PROVIDED PASSAGE →

While Browne presents views on the relationships between identity and family, featured poet Linda Hogan, who was unable to attend the festival, but very much there in spirit, offers a broad view of family in her recent collected works, Dark. Sweet. Poems from the collection were recited by featured poets Rigoberto González, Zeina Hashem Beck. In the poem “The Petrified Steps,” Hogan’s narrator illustrates generational and locational ties:

I am the translator of old trees.
You ask how I earn this job.
It is because my ancestors carried the bones of our dead
such distances on our backs
in bundles and bags.
I come from those who read the past, carry it with us,
and just now I abandon the future
because I also read the faces of people
and not just trees, not just histories
or the bones of the gone.

Hogan’s narrators concern themselves with the discourse between people and animals and the interconnections between human generations and those of natural spaces.

The event “Farm to Table to Poem: A Food Justice Poetry Workshop,” led by Craig Santos Perez and Aiko Yamashiro also located social justice at the intersection of people, social ties, and the natural world, with a focus on food and meal preparation as communal and ecological events. The organizers discussed activism and poetry based in Hawai’i centered on the Pacific food justice and sovereignty movement, including activism at the boundaries between traditional food and healthy food preparation, with one example being an effort to prepare homemade spam from scratch as a community building activity centered on healthier and more community centered food preparation. The workshop leaders invited participants to write about their relationship between food and family, eating and kinship.

Another locationally oriented event, “Writing Beneath War: The Middle East,” featured readings by poets Zeina Hashem Beck, Philip Metres, and Solmaz Sharif on the theme of struggle against Orientalist approaches to reading and writing the Middle East. Metres and Sharif presented work at the boundaries of United States military documents and the ways in which these documents attempt erasures of personal narratives from the region and its diaspora communities. Hashem Beck, who recently won the first Rattle chapbook contest, read from her collection To Live in Autumn, a series of love poems for an ever changing Beirut. In a particularly memorable passage on the pleasures and struggles of living in and away from the city, the narrator of the poem “Dance: Dubai 2012” relates,

I re-member you, Beirut,
the heat the traffic the craziness the cigarettes
the melting mascara the smeared rooftops
the garbage the godless god-full sky the rain,
and I dance as you explode again today
and I dance as I explode again today
(let it rain let it rain let it rain)
I dance on your balconies
here in this desert until
a faint female voice calls out
a question, says turn
we carry cities, instead of angels,
on our shoulders, we trail them
behind us like old hurts.

PROVIDED INFORMATION →
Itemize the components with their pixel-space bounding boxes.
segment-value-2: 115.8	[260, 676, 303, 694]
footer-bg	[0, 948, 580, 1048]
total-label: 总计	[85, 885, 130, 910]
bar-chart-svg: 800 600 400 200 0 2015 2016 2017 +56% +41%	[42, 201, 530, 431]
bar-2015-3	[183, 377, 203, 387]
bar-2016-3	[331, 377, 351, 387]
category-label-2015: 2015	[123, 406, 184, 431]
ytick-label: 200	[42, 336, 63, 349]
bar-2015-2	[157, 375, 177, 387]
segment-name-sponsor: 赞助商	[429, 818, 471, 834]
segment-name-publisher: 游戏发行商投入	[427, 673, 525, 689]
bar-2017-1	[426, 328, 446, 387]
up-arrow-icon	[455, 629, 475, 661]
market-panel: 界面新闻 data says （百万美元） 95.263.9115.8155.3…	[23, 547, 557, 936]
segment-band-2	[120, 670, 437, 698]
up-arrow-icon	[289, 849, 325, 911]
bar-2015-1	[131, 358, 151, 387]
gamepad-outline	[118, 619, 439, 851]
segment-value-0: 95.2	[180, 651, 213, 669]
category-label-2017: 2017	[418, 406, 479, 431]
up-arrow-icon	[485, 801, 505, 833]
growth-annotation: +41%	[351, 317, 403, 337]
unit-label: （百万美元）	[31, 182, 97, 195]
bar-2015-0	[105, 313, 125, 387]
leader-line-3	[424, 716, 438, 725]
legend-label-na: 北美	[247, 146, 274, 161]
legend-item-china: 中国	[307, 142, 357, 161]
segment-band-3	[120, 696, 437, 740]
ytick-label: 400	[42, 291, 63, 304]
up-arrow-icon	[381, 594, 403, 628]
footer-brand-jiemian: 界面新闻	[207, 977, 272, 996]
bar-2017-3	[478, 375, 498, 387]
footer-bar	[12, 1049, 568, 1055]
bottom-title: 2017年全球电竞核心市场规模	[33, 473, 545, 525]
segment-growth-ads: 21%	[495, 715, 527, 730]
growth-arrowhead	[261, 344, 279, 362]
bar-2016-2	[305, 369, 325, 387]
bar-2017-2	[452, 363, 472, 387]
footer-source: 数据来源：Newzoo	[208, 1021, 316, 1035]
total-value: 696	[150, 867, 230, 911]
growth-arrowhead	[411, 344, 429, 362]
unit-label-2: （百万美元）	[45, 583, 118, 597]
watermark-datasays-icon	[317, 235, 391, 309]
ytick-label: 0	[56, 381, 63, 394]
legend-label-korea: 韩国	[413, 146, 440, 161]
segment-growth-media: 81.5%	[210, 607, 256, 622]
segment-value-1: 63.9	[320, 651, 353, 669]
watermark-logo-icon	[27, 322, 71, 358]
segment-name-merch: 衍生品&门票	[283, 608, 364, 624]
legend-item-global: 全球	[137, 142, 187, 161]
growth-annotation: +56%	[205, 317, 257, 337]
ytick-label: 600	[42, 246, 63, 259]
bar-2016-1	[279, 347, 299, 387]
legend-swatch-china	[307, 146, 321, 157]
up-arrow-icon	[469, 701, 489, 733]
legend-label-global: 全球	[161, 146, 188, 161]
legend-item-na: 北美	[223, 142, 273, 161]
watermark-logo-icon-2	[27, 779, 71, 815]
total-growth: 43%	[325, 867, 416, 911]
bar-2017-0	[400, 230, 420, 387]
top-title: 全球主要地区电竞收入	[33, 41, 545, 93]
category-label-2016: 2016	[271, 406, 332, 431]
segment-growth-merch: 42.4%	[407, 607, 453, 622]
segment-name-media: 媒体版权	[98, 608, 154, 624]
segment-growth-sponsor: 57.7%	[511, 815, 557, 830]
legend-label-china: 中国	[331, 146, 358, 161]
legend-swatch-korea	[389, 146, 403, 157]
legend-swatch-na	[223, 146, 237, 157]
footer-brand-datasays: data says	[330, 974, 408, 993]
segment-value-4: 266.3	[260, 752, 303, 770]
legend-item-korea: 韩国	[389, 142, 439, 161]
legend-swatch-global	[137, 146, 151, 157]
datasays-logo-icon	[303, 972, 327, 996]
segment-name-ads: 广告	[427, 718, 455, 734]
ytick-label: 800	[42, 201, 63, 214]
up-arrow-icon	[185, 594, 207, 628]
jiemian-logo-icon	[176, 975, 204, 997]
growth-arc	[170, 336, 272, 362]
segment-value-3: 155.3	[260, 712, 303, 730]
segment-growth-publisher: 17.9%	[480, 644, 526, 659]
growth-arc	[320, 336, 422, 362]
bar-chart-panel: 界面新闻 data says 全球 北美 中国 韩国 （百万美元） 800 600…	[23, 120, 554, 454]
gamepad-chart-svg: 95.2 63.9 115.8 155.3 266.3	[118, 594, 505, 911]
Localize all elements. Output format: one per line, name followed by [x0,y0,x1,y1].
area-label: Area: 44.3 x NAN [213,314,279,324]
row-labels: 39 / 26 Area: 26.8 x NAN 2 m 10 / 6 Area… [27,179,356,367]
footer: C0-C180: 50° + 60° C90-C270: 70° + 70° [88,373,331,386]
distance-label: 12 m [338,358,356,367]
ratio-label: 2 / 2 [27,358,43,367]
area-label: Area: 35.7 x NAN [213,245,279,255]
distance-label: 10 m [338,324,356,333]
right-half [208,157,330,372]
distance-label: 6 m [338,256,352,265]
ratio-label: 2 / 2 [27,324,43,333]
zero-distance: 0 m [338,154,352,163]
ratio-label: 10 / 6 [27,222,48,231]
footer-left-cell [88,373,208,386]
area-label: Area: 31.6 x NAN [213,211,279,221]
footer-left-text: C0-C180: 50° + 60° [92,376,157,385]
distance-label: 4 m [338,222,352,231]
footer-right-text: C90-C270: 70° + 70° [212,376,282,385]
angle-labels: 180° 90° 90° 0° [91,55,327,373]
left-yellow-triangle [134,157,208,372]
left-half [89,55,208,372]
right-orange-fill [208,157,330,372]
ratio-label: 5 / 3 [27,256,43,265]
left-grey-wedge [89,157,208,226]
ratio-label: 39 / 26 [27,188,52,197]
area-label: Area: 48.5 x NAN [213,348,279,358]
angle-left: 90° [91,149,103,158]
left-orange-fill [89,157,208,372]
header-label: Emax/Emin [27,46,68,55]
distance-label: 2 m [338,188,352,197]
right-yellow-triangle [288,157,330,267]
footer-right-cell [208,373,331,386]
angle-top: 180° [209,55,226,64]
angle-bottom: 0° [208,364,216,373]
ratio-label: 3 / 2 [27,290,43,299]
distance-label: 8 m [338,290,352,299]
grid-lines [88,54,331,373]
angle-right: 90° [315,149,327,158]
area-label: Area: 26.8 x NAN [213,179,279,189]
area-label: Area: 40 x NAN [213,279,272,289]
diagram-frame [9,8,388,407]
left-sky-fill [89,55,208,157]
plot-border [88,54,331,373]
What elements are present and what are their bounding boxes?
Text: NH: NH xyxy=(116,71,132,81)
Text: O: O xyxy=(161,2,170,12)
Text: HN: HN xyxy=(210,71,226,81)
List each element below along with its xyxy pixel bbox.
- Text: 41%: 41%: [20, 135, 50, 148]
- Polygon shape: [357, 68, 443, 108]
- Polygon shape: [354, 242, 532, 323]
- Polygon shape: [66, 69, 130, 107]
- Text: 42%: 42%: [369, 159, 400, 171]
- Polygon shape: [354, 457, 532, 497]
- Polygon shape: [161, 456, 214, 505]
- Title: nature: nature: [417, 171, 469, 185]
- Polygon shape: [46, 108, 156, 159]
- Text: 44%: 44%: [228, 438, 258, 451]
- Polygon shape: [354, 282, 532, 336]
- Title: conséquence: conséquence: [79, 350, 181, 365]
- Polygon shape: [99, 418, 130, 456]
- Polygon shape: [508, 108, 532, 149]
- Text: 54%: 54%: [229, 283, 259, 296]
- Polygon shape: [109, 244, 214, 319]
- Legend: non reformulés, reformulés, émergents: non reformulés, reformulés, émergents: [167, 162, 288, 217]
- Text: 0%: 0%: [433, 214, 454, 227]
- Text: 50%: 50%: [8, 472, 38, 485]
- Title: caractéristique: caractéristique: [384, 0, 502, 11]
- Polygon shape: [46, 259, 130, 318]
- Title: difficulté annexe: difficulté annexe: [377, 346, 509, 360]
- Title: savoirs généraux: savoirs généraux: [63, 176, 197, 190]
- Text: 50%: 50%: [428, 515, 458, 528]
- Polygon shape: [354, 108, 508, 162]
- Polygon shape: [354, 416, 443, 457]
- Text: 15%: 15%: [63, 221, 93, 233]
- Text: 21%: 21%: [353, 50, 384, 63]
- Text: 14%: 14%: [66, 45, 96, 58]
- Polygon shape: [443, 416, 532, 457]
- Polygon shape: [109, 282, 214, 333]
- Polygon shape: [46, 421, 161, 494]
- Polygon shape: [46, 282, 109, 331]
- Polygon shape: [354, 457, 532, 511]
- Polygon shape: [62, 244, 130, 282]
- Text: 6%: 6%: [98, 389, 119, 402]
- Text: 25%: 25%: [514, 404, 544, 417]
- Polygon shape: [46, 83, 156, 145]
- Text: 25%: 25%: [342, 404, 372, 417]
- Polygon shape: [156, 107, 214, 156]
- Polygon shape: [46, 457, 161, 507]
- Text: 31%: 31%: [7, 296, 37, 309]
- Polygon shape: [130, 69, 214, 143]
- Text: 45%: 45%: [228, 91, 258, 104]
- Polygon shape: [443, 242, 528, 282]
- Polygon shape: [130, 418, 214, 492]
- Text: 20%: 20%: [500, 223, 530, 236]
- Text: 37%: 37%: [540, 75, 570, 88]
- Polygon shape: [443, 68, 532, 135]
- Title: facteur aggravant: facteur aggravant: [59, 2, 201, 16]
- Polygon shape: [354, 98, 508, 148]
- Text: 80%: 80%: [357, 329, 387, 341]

ACTION ITEM → According to the poetry festival passage, which contest did Zeina Hashem Beck recently win? The records come from a source separate from the poetry festival passage.

WRITTEN SOLUTION → The first Rattle chapbook contest.